## Exercise materials
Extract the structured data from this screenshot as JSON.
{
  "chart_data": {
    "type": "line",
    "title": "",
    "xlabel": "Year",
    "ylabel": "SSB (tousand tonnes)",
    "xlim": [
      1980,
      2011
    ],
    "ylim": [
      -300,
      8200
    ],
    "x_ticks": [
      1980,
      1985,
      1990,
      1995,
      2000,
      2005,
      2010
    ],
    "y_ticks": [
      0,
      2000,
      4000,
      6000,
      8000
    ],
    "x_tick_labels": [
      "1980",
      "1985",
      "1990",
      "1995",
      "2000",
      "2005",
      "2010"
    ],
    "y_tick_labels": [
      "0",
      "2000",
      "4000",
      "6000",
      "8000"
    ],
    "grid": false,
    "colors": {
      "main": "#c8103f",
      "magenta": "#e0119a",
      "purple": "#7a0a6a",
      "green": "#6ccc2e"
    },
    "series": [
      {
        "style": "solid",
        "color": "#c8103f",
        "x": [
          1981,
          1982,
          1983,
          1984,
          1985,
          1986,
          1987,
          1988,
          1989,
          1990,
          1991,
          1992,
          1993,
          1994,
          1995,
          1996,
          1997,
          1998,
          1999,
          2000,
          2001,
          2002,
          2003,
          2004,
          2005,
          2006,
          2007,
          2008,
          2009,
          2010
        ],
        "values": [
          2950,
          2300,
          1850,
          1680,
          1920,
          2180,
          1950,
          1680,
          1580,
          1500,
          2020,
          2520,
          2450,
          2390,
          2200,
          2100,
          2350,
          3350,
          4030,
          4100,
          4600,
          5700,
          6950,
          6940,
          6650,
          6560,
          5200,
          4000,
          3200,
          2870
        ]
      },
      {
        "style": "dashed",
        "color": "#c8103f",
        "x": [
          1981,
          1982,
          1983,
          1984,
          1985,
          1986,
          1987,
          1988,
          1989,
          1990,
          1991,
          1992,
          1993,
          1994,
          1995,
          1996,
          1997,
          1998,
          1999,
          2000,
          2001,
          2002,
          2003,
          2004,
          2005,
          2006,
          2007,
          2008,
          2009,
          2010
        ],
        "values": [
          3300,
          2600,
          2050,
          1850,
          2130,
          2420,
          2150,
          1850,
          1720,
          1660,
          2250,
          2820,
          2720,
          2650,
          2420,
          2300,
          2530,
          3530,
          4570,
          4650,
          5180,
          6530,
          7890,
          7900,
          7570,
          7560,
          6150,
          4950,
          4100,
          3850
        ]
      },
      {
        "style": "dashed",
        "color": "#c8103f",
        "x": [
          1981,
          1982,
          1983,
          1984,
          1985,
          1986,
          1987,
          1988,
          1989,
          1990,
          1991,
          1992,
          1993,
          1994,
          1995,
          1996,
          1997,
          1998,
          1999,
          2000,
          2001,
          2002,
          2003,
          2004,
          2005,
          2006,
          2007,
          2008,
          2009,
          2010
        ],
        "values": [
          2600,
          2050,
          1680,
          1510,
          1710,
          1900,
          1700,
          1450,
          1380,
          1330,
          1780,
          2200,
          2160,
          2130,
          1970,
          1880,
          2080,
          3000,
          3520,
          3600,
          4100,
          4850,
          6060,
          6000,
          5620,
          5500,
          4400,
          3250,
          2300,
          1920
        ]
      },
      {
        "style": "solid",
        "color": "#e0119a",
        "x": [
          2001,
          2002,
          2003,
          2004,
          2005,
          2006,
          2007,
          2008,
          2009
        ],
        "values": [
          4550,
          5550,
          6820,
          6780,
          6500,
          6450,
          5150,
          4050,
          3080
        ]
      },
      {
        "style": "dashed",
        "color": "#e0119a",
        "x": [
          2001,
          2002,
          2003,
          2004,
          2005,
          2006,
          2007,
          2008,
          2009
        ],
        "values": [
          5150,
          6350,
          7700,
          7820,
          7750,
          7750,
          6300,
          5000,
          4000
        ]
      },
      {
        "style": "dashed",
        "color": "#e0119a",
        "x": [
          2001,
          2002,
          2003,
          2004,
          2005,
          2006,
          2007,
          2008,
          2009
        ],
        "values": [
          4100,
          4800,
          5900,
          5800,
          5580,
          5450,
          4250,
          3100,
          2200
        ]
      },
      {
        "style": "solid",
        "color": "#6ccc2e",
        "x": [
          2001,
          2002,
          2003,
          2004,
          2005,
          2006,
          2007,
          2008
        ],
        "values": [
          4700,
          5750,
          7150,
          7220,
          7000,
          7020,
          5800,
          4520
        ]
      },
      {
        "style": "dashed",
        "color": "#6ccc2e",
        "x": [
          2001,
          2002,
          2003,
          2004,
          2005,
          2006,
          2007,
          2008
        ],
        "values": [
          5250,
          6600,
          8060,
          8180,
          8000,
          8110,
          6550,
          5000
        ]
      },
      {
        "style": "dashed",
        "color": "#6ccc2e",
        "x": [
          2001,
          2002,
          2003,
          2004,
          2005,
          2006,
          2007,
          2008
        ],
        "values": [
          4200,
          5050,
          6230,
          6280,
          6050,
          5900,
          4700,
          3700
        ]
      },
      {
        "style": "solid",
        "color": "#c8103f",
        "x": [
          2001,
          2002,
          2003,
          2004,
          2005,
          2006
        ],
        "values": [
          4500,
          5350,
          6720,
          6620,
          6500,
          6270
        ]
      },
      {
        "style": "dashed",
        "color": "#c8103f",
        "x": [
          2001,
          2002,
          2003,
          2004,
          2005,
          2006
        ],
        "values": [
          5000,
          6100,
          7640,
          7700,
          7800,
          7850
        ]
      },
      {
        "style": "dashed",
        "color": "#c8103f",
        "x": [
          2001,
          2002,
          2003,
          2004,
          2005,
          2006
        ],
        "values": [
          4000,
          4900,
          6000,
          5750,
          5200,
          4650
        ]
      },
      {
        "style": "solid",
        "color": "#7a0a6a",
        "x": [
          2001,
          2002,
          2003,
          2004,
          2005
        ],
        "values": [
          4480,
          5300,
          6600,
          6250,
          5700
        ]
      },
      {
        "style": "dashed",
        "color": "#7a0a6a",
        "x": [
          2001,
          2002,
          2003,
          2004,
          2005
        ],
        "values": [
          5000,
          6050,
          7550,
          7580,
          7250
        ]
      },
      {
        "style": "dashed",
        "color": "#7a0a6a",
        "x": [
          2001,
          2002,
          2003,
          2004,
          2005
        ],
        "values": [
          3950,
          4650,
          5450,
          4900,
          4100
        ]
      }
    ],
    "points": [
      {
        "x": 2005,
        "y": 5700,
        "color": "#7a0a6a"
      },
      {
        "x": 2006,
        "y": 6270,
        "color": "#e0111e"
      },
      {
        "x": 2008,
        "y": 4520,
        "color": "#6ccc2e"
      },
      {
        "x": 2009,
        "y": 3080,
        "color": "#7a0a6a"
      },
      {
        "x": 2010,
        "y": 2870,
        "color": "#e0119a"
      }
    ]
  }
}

## Challenge
All of the entries above must be quoted exactly.

## Finished answer
Extract the structured data from this screenshot as JSON.
{
  "chart_data": {
    "type": "line",
    "title": "",
    "xlabel": "Year",
    "ylabel": "SSB (tousand tonnes)",
    "xlim": [
      1980,
      2011
    ],
    "ylim": [
      -300,
      8200
    ],
    "x_ticks": [
      1980,
      1985,
      1990,
      1995,
      2000,
      2005,
      2010
    ],
    "y_ticks": [
      0,
      2000,
      4000,
      6000,
      8000
    ],
    "x_tick_labels": [
      "1980",
      "1985",
      "1990",
      "1995",
      "2000",
      "2005",
      "2010"
    ],
    "y_tick_labels": [
      "0",
      "2000",
      "4000",
      "6000",
      "8000"
    ],
    "grid": false,
    "colors": {
      "main": "#c8103f",
      "magenta": "#e0119a",
      "purple": "#7a0a6a",
      "green": "#6ccc2e"
    },
    "series": [
      {
        "style": "solid",
        "color": "#c8103f",
        "x": [
          1981,
          1982,
          1983,
          1984,
          1985,
          1986,
          1987,
          1988,
          1989,
          1990,
          1991,
          1992,
          1993,
          1994,
          1995,
          1996,
          1997,
          1998,
          1999,
          2000,
          2001,
          2002,
          2003,
          2004,
          2005,
          2006,
          2007,
          2008,
          2009,
          2010
        ],
        "values": [
          2950,
          2300,
          1850,
          1680,
          1920,
          2180,
          1950,
          1680,
          1580,
          1500,
          2020,
          2520,
          2450,
          2390,
          2200,
          2100,
          2350,
          3350,
          4030,
          4100,
          4600,
          5700,
          6950,
          6940,
          6650,
          6560,
          5200,
          4000,
          3200,
          2870
        ]
      },
      {
        "style": "dashed",
        "color": "#c8103f",
        "x": [
          1981,
          1982,
          1983,
          1984,
          1985,
          1986,
          1987,
          1988,
          1989,
          1990,
          1991,
          1992,
          1993,
          1994,
          1995,
          1996,
          1997,
          1998,
          1999,
          2000,
          2001,
          2002,
          2003,
          2004,
          2005,
          2006,
          2007,
          2008,
          2009,
          2010
        ],
        "values": [
          3300,
          2600,
          2050,
          1850,
          2130,
          2420,
          2150,
          1850,
          1720,
          1660,
          2250,
          2820,
          2720,
          2650,
          2420,
          2300,
          2530,
          3530,
          4570,
          4650,
          5180,
          6530,
          7890,
          7900,
          7570,
          7560,
          6150,
          4950,
          4100,
          3850
        ]
      },
      {
        "style": "dashed",
        "color": "#c8103f",
        "x": [
          1981,
          1982,
          1983,
          1984,
          1985,
          1986,
          1987,
          1988,
          1989,
          1990,
          1991,
          1992,
          1993,
          1994,
          1995,
          1996,
          1997,
          1998,
          1999,
          2000,
          2001,
          2002,
          2003,
          2004,
          2005,
          2006,
          2007,
          2008,
          2009,
          2010
        ],
        "values": [
          2600,
          2050,
          1680,
          1510,
          1710,
          1900,
          1700,
          1450,
          1380,
          1330,
          1780,
          2200,
          2160,
          2130,
          1970,
          1880,
          2080,
          3000,
          3520,
          3600,
          4100,
          4850,
          6060,
          6000,
          5620,
          5500,
          4400,
          3250,
          2300,
          1920
        ]
      },
      {
        "style": "solid",
        "color": "#e0119a",
        "x": [
          2001,
          2002,
          2003,
          2004,
          2005,
          2006,
          2007,
          2008,
          2009
        ],
        "values": [
          4550,
          5550,
          6820,
          6780,
          6500,
          6450,
          5150,
          4050,
          3080
        ]
      },
      {
        "style": "dashed",
        "color": "#e0119a",
        "x": [
          2001,
          2002,
          2003,
          2004,
          2005,
          2006,
          2007,
          2008,
          2009
        ],
        "values": [
          5150,
          6350,
          7700,
          7820,
          7750,
          7750,
          6300,
          5000,
          4000
        ]
      },
      {
        "style": "dashed",
        "color": "#e0119a",
        "x": [
          2001,
          2002,
          2003,
          2004,
          2005,
          2006,
          2007,
          2008,
          2009
        ],
        "values": [
          4100,
          4800,
          5900,
          5800,
          5580,
          5450,
          4250,
          3100,
          2200
        ]
      },
      {
        "style": "solid",
        "color": "#6ccc2e",
        "x": [
          2001,
          2002,
          2003,
          2004,
          2005,
          2006,
          2007,
          2008
        ],
        "values": [
          4700,
          5750,
          7150,
          7220,
          7000,
          7020,
          5800,
          4520
        ]
      },
      {
        "style": "dashed",
        "color": "#6ccc2e",
        "x": [
          2001,
          2002,
          2003,
          2004,
          2005,
          2006,
          2007,
          2008
        ],
        "values": [
          5250,
          6600,
          8060,
          8180,
          8000,
          8110,
          6550,
          5000
        ]
      },
      {
        "style": "dashed",
        "color": "#6ccc2e",
        "x": [
          2001,
          2002,
          2003,
          2004,
          2005,
          2006,
          2007,
          2008
        ],
        "values": [
          4200,
          5050,
          6230,
          6280,
          6050,
          5900,
          4700,
          3700
        ]
      },
      {
        "style": "solid",
        "color": "#c8103f",
        "x": [
          2001,
          2002,
          2003,
          2004,
          2005,
          2006
        ],
        "values": [
          4500,
          5350,
          6720,
          6620,
          6500,
          6270
        ]
      },
      {
        "style": "dashed",
        "color": "#c8103f",
        "x": [
          2001,
          2002,
          2003,
          2004,
          2005,
          2006
        ],
        "values": [
          5000,
          6100,
          7640,
          7700,
          7800,
          7850
        ]
      },
      {
        "style": "dashed",
        "color": "#c8103f",
        "x": [
          2001,
          2002,
          2003,
          2004,
          2005,
          2006
        ],
        "values": [
          4000,
          4900,
          6000,
          5750,
          5200,
          4650
        ]
      },
      {
        "style": "solid",
        "color": "#7a0a6a",
        "x": [
          2001,
          2002,
          2003,
          2004,
          2005
        ],
        "values": [
          4480,
          5300,
          6600,
          6250,
          5700
        ]
      },
      {
        "style": "dashed",
        "color": "#7a0a6a",
        "x": [
          2001,
          2002,
          2003,
          2004,
          2005
        ],
        "values": [
          5000,
          6050,
          7550,
          7580,
          7250
        ]
      },
      {
        "style": "dashed",
        "color": "#7a0a6a",
        "x": [
          2001,
          2002,
          2003,
          2004,
          2005
        ],
        "values": [
          3950,
          4650,
          5450,
          4900,
          4100
        ]
      }
    ],
    "points": [
      {
        "x": 2005,
        "y": 5700,
        "color": "#7a0a6a"
      },
      {
        "x": 2006,
        "y": 6270,
        "color": "#e0111e"
      },
      {
        "x": 2008,
        "y": 4520,
        "color": "#6ccc2e"
      },
      {
        "x": 2009,
        "y": 3080,
        "color": "#7a0a6a"
      },
      {
        "x": 2010,
        "y": 2870,
        "color": "#e0119a"
      }
    ]
  }
}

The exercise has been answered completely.